Copy every line from the data below in which the string "Sensor" can be found.

Some records →
┌──

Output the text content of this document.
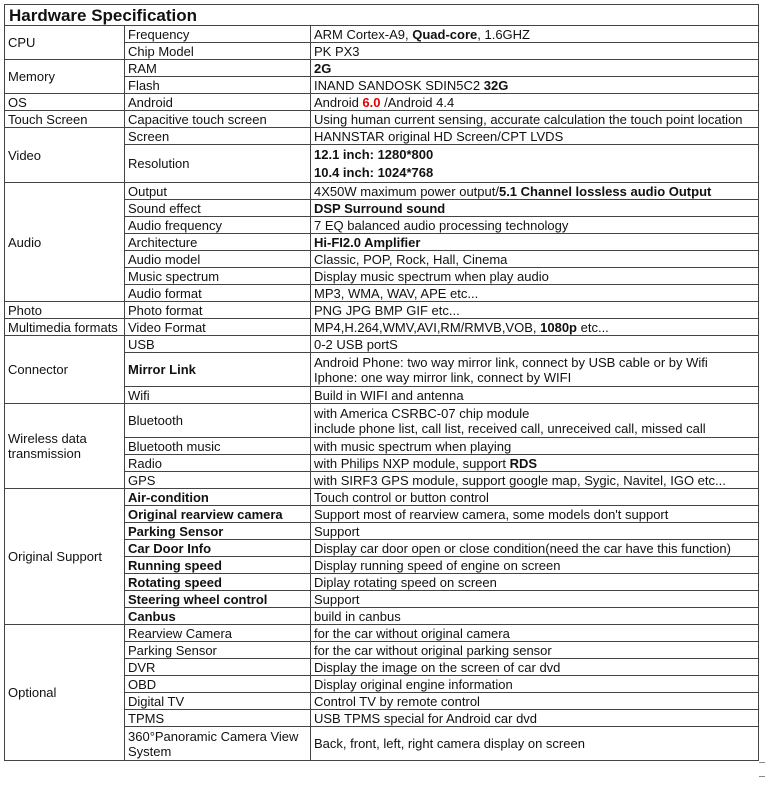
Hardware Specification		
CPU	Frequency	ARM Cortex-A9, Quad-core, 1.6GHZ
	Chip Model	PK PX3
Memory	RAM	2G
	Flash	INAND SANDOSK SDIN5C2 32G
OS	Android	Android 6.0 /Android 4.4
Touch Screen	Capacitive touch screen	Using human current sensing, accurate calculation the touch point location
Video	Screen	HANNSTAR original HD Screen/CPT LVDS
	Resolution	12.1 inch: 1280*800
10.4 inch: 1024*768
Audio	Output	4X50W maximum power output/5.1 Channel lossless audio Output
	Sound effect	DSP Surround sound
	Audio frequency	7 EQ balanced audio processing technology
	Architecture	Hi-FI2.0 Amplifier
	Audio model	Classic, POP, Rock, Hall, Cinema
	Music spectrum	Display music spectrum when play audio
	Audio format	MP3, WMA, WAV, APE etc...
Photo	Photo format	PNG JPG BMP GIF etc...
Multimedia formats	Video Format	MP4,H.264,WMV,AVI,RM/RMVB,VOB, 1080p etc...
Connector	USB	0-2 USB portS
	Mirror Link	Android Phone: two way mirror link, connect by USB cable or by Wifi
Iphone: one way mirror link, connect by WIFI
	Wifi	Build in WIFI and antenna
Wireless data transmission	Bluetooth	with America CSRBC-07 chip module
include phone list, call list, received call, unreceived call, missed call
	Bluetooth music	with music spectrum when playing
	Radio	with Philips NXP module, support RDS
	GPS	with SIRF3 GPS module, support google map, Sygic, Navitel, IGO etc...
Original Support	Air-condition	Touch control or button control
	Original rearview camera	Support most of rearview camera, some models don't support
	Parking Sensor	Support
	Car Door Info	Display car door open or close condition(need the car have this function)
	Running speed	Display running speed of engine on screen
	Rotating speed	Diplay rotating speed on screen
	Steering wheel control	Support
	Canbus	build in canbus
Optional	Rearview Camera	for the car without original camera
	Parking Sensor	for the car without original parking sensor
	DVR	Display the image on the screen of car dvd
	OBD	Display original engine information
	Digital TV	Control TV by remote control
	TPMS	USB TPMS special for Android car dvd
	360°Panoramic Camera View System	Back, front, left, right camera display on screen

└──
┌──

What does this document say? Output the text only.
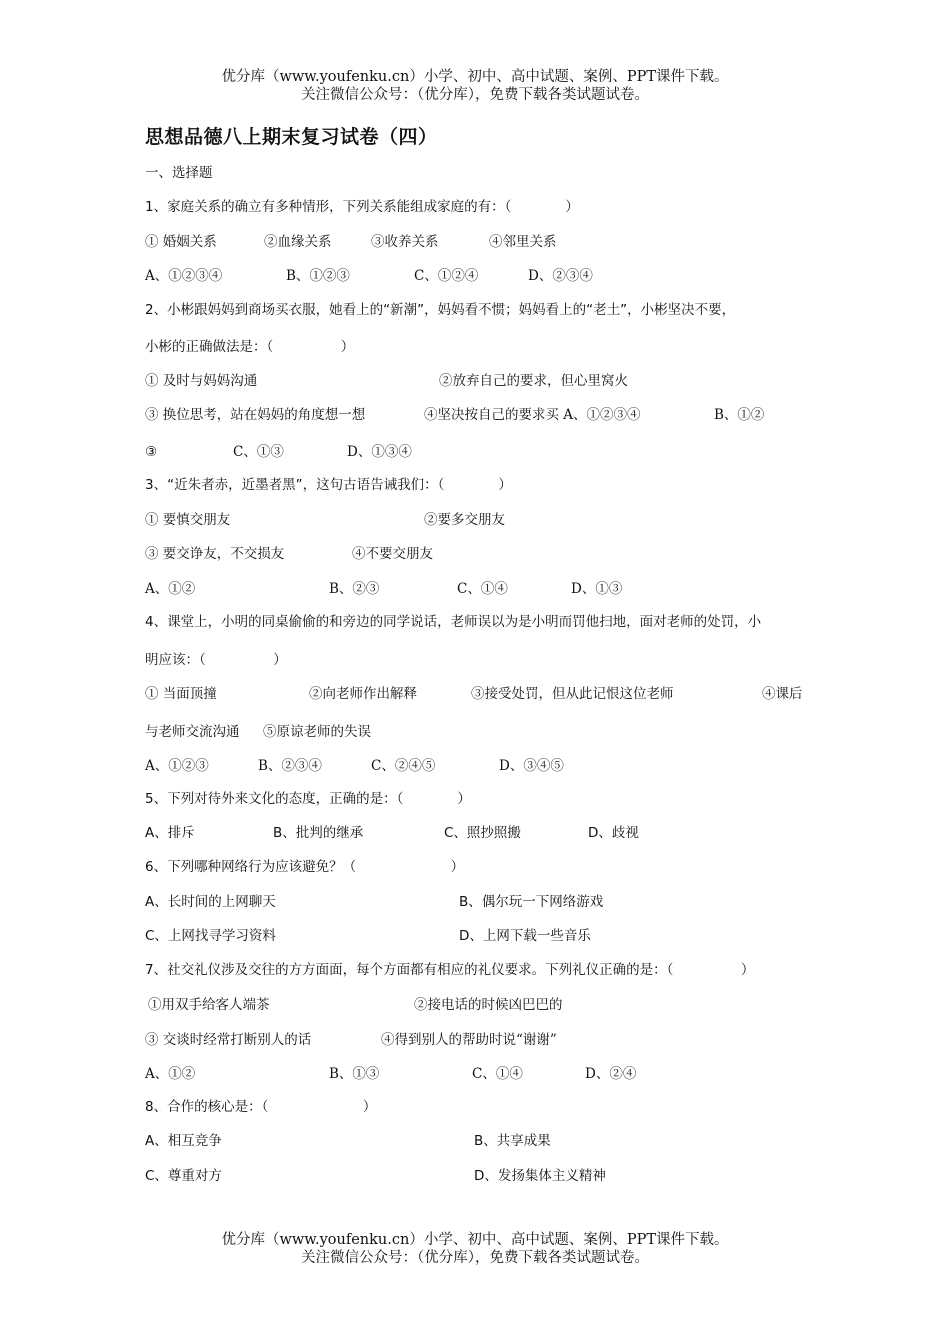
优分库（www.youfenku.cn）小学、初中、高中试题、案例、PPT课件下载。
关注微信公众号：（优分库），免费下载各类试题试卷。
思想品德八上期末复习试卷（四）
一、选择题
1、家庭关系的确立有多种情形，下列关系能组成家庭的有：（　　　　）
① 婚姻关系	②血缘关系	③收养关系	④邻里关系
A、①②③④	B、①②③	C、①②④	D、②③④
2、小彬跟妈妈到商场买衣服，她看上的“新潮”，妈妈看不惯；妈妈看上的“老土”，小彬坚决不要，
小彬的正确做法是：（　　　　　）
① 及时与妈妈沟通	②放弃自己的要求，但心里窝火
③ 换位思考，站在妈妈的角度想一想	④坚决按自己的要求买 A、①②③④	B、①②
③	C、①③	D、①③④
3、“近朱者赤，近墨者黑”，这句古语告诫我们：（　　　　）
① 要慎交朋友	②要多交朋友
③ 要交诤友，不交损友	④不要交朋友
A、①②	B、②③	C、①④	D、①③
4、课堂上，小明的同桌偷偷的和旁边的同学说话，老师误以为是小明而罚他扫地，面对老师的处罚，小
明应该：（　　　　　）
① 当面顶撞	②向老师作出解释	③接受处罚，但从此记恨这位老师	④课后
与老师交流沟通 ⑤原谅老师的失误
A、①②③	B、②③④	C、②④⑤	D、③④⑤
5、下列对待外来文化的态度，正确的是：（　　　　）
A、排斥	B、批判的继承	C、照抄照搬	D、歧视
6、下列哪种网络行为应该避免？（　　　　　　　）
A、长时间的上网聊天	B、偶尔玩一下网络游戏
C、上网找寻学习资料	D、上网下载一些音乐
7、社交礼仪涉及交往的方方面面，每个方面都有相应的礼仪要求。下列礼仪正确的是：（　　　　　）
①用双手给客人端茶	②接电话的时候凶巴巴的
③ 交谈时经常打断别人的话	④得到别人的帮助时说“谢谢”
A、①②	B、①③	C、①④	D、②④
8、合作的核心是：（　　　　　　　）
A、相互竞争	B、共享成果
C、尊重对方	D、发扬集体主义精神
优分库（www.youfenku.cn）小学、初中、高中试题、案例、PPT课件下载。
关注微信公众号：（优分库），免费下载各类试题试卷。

└──

SOLUTION FOR THIS EXERCISE →
	Parking Sensor	Support
	Parking Sensor	for the car without original parking sensor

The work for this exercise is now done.